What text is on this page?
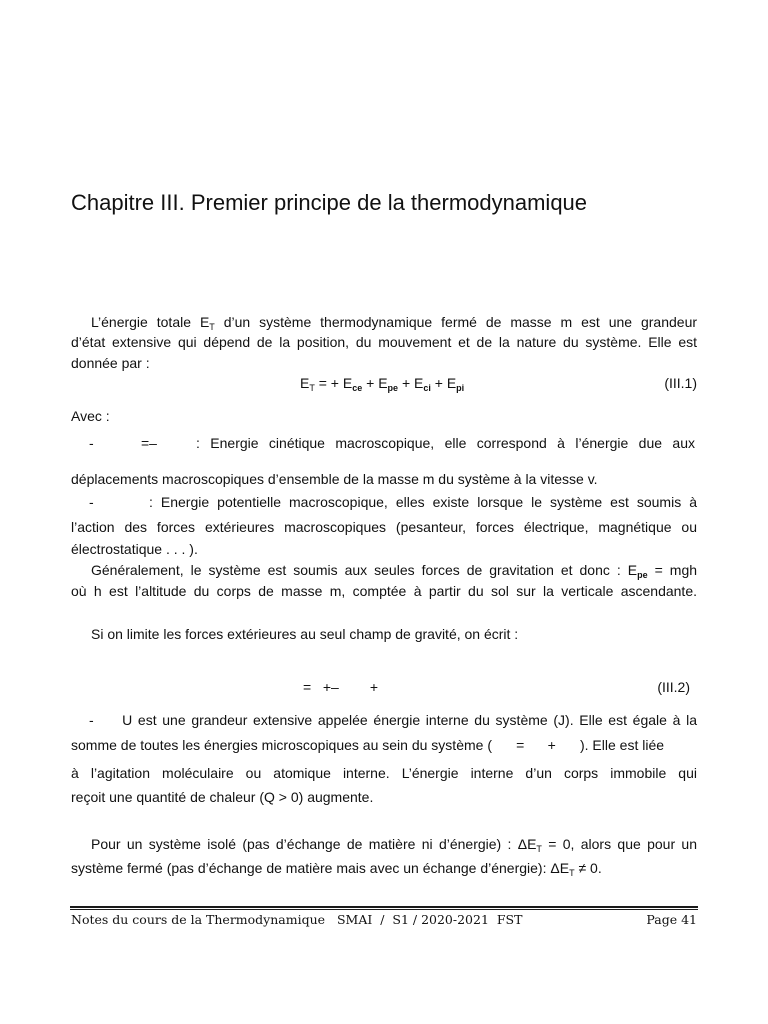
Chapitre III. Premier principe de la thermodynamique
L’énergie totale $E_T$ d’un système thermodynamique fermé de masse m est une grandeur
d’état extensive qui dépend de la position, du mouvement et de la nature du système. Elle est
donnée par :
$E_T$ = + $E_{ce} + E_{pe} + E_{ci} + E_{pi}$	(III.1)
Avec :
-	=–	: Energie cinétique macroscopique, elle correspond à l’énergie due aux
déplacements macroscopiques d’ensemble de la masse m du système à la vitesse v.
-	: Energie potentielle macroscopique, elles existe lorsque le système est soumis à
l’action des forces extérieures macroscopiques (pesanteur, forces électrique, magnétique ou
électrostatique . . . ).
Généralement, le système est soumis aux seules forces de gravitation et donc : $E_{pe}$ = mgh
où h est l’altitude du corps de masse m, comptée à partir du sol sur la verticale ascendante.
Si on limite les forces extérieures au seul champ de gravité, on écrit :
=   +–        +	(III.2)
-     U est une grandeur extensive appelée énergie interne du système (J). Elle est égale à la
somme de toutes les énergies microscopiques au sein du système ( =      + ). Elle est liée
à l’agitation moléculaire ou atomique interne. L’énergie interne d’un corps immobile qui
reçoit une quantité de chaleur (Q > 0) augmente.
Pour un système isolé (pas d’échange de matière ni d’énergie) : $\Delta E_T = 0$, alors que pour un
système fermé (pas d’échange de matière mais avec un échange d’énergie): $\Delta E_T \ne 0$.
Notes du cours de la Thermodynamique   SMAI  /  S1 / 2020-2021  FST	Page 41
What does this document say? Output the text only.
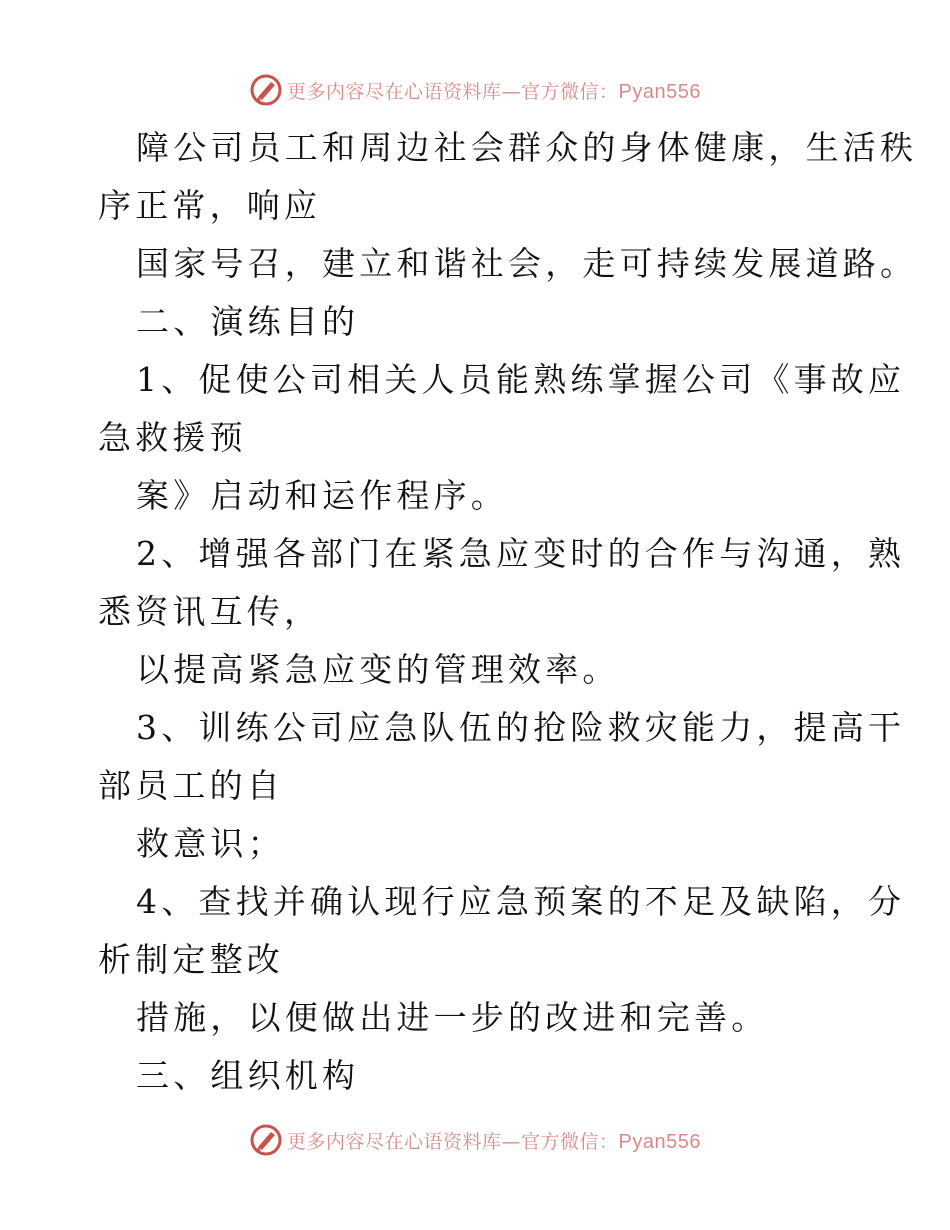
更多内容尽在心语资料库—官方微信：Pyan556
障公司员工和周边社会群众的身体健康，生活秩
序正常，响应
国家号召，建立和谐社会，走可持续发展道路。
二、演练目的
1、促使公司相关人员能熟练掌握公司《事故应
急救援预
案》启动和运作程序。
2、增强各部门在紧急应变时的合作与沟通，熟
悉资讯互传，
以提高紧急应变的管理效率。
3、训练公司应急队伍的抢险救灾能力，提高干
部员工的自
救意识；
4、查找并确认现行应急预案的不足及缺陷，分
析制定整改
措施，以便做出进一步的改进和完善。
三、组织机构
更多内容尽在心语资料库—官方微信：Pyan556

----

● **Task description**
Produce an exact copy of only those lines that run from the line with "What does this" to the final line of the records, including both; exclude images.

● **Finished exercise**
What does this document say? Output the text only.
更多内容尽在心语资料库—官方微信：Pyan556
障公司员工和周边社会群众的身体健康，生活秩
序正常，响应
国家号召，建立和谐社会，走可持续发展道路。
二、演练目的
1、促使公司相关人员能熟练掌握公司《事故应
急救援预
案》启动和运作程序。
2、增强各部门在紧急应变时的合作与沟通，熟
悉资讯互传，
以提高紧急应变的管理效率。
3、训练公司应急队伍的抢险救灾能力，提高干
部员工的自
救意识；
4、查找并确认现行应急预案的不足及缺陷，分
析制定整改
措施，以便做出进一步的改进和完善。
三、组织机构
更多内容尽在心语资料库—官方微信：Pyan556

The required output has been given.